◆ TASK BRIEF:
Restate the full listing word for word and leave the pictures out.

Items listed in a dataset
-------------------------

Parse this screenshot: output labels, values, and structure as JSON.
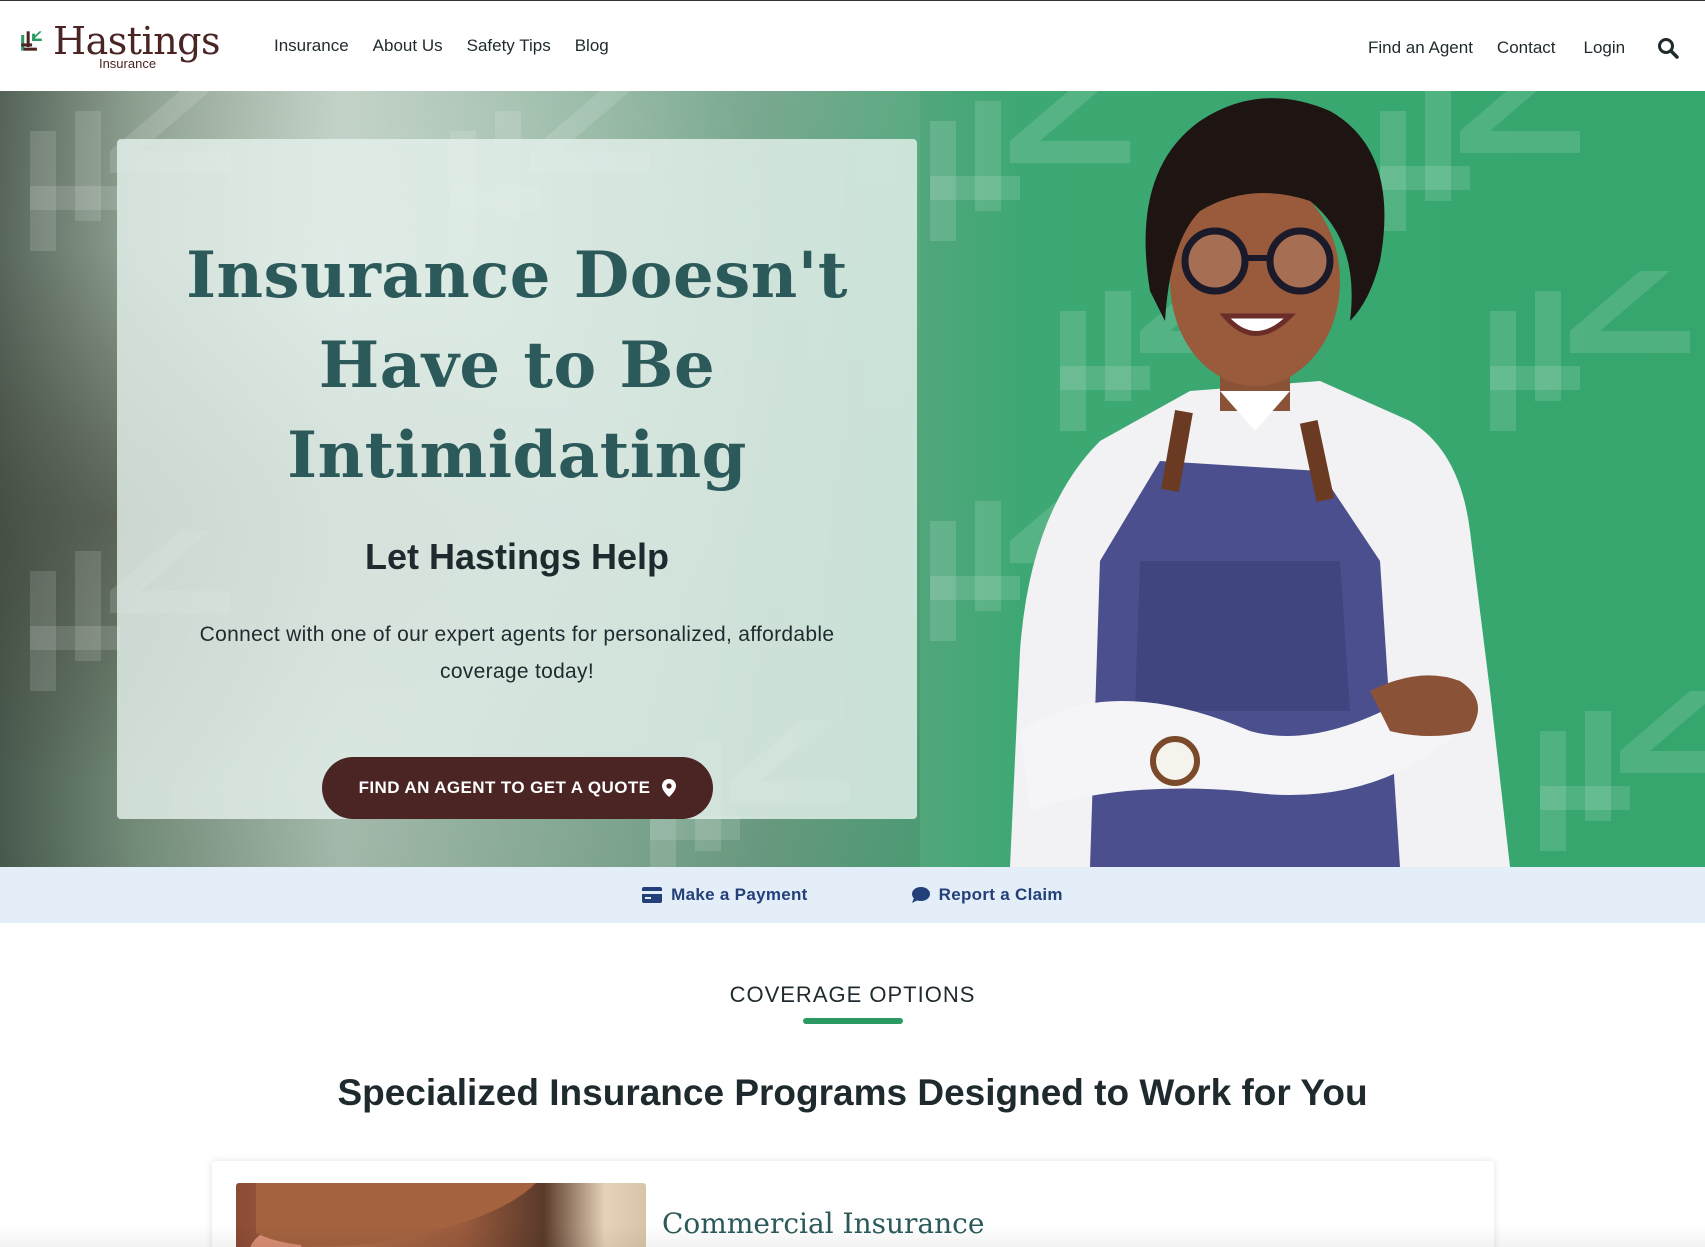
{
  "brand": {
    "name": "Hastings",
    "sub": "Insurance",
    "colors": {
      "maroon": "#4a2524",
      "green": "#2a9a62",
      "teal_text": "#2c5a5a",
      "link_blue": "#24407a"
    }
  },
  "nav": {
    "left": [
      "Insurance",
      "About Us",
      "Safety Tips",
      "Blog"
    ],
    "right": [
      "Find an Agent",
      "Contact",
      "Login"
    ],
    "search_icon": "search-icon"
  },
  "hero": {
    "title": "Insurance Doesn't Have to Be Intimidating",
    "subtitle": "Let Hastings Help",
    "body": "Connect with one of our expert agents for personalized, affordable coverage today!",
    "cta_label": "FIND AN AGENT TO GET A QUOTE",
    "cta_icon": "map-pin-icon"
  },
  "quick_links": {
    "payment": {
      "label": "Make a Payment",
      "icon": "credit-card-icon"
    },
    "claim": {
      "label": "Report a Claim",
      "icon": "chat-bubble-icon"
    }
  },
  "coverage": {
    "eyebrow": "COVERAGE OPTIONS",
    "title": "Specialized Insurance Programs Designed to Work for You",
    "cards": [
      {
        "title": "Commercial Insurance"
      }
    ]
  }
}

-------------------------

◆ EXERCISE ANSWER:
Parse this screenshot: output labels, values, and structure as JSON.
{
  "brand": {
    "name": "Hastings",
    "sub": "Insurance",
    "colors": {
      "maroon": "#4a2524",
      "green": "#2a9a62",
      "teal_text": "#2c5a5a",
      "link_blue": "#24407a"
    }
  },
  "nav": {
    "left": [
      "Insurance",
      "About Us",
      "Safety Tips",
      "Blog"
    ],
    "right": [
      "Find an Agent",
      "Contact",
      "Login"
    ],
    "search_icon": "search-icon"
  },
  "hero": {
    "title": "Insurance Doesn't Have to Be Intimidating",
    "subtitle": "Let Hastings Help",
    "body": "Connect with one of our expert agents for personalized, affordable coverage today!",
    "cta_label": "FIND AN AGENT TO GET A QUOTE",
    "cta_icon": "map-pin-icon"
  },
  "quick_links": {
    "payment": {
      "label": "Make a Payment",
      "icon": "credit-card-icon"
    },
    "claim": {
      "label": "Report a Claim",
      "icon": "chat-bubble-icon"
    }
  },
  "coverage": {
    "eyebrow": "COVERAGE OPTIONS",
    "title": "Specialized Insurance Programs Designed to Work for You",
    "cards": [
      {
        "title": "Commercial Insurance"
      }
    ]
  }
}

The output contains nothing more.